* [Exercise goal]:
Could you copy out, unchanged, the items from the line with "Decompose this screenshot" to the line with "- cell-q1: 35.7: [756, 292, 922, 347]", both ends included, omitting any picture?

* [Excerpted data]:
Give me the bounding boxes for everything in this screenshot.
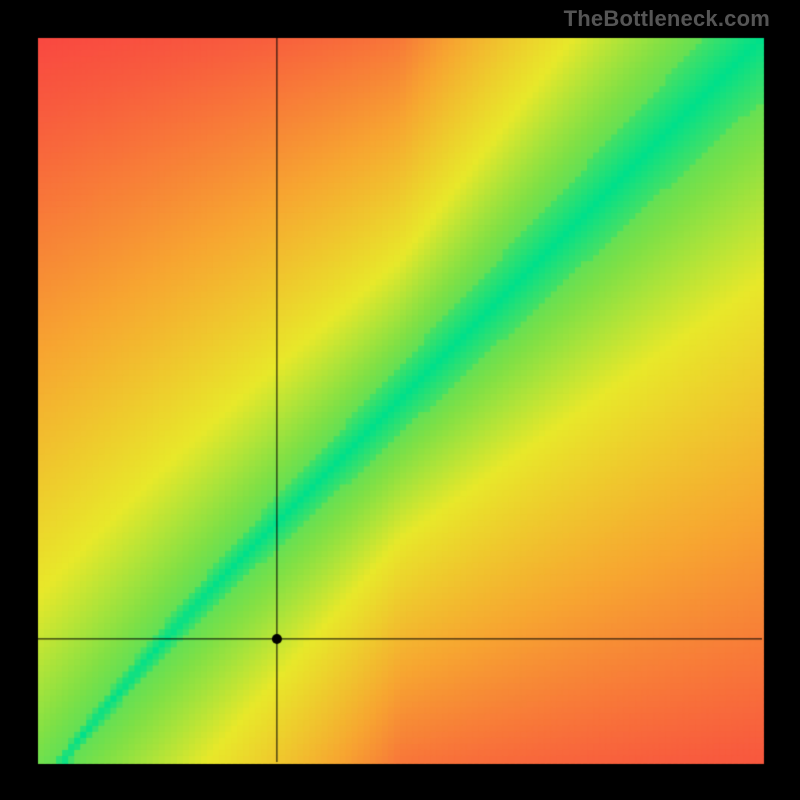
--
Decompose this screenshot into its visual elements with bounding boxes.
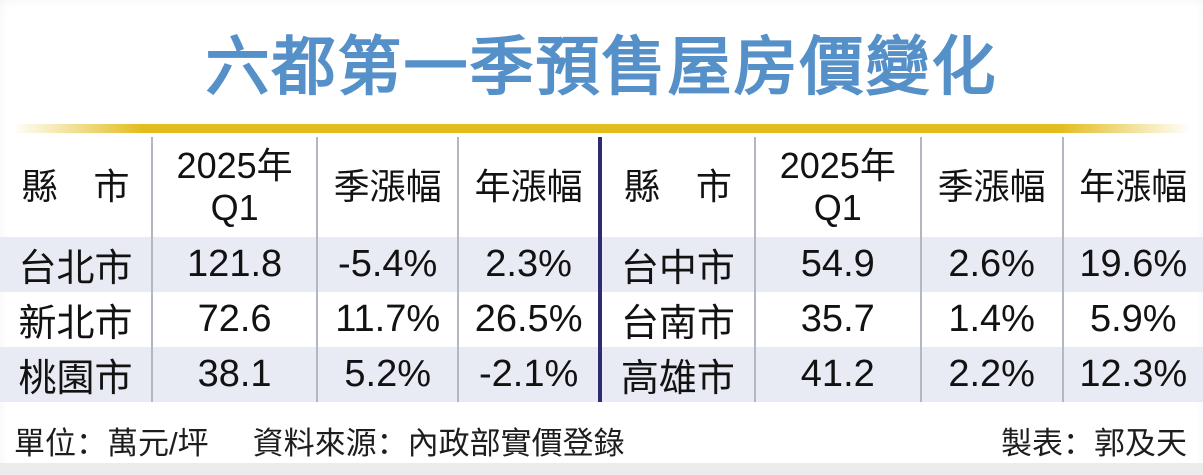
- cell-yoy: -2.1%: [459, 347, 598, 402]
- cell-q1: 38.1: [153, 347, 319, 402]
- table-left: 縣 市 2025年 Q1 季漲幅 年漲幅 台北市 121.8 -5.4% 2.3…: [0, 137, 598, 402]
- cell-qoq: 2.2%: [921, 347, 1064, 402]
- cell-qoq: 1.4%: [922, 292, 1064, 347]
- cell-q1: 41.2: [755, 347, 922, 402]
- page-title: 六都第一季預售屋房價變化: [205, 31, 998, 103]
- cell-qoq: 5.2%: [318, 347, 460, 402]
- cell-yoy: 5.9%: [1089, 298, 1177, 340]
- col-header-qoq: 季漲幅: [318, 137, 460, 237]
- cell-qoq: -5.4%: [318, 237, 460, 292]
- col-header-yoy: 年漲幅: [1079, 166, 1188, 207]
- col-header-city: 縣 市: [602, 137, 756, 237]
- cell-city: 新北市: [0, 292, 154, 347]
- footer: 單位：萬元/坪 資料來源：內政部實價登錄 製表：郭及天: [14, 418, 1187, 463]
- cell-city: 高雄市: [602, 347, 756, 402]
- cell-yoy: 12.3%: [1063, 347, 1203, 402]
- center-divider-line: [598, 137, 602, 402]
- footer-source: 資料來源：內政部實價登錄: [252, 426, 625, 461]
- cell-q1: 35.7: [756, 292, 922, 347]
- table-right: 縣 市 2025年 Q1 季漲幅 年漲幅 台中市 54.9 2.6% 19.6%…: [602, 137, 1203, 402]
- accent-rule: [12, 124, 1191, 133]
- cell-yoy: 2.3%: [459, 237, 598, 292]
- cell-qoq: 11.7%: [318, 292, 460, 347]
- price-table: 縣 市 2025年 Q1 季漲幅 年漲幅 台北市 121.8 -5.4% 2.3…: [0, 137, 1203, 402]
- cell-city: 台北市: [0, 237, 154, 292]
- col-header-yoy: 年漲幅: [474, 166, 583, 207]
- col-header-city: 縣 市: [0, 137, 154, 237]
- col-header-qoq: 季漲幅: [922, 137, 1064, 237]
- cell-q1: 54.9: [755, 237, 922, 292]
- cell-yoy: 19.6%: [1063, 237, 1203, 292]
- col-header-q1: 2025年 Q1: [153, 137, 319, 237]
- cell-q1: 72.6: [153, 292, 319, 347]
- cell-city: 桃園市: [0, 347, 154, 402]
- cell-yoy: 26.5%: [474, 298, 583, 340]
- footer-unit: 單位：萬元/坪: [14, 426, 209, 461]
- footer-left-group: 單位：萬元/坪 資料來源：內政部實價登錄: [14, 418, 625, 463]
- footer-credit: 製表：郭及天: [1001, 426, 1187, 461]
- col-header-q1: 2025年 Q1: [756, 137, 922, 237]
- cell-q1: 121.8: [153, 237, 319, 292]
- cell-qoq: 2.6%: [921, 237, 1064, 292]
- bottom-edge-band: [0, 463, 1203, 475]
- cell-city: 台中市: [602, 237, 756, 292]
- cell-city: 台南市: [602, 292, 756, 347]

* [Answer]:
Decompose this screenshot into its visual elements with bounding boxes.
- cell-yoy: -2.1%: [459, 347, 598, 402]
- cell-q1: 38.1: [153, 347, 319, 402]
- table-left: 縣 市 2025年 Q1 季漲幅 年漲幅 台北市 121.8 -5.4% 2.3…: [0, 137, 598, 402]
- cell-qoq: 2.2%: [921, 347, 1064, 402]
- cell-qoq: 1.4%: [922, 292, 1064, 347]
- cell-q1: 41.2: [755, 347, 922, 402]
- page-title: 六都第一季預售屋房價變化: [205, 31, 998, 103]
- cell-qoq: 5.2%: [318, 347, 460, 402]
- cell-yoy: 5.9%: [1089, 298, 1177, 340]
- col-header-qoq: 季漲幅: [318, 137, 460, 237]
- cell-qoq: -5.4%: [318, 237, 460, 292]
- col-header-yoy: 年漲幅: [1079, 166, 1188, 207]
- col-header-city: 縣 市: [602, 137, 756, 237]
- cell-city: 新北市: [0, 292, 154, 347]
- footer: 單位：萬元/坪 資料來源：內政部實價登錄 製表：郭及天: [14, 418, 1187, 463]
- cell-city: 高雄市: [602, 347, 756, 402]
- cell-yoy: 12.3%: [1063, 347, 1203, 402]
- center-divider-line: [598, 137, 602, 402]
- footer-source: 資料來源：內政部實價登錄: [252, 426, 625, 461]
- cell-q1: 35.7: [756, 292, 922, 347]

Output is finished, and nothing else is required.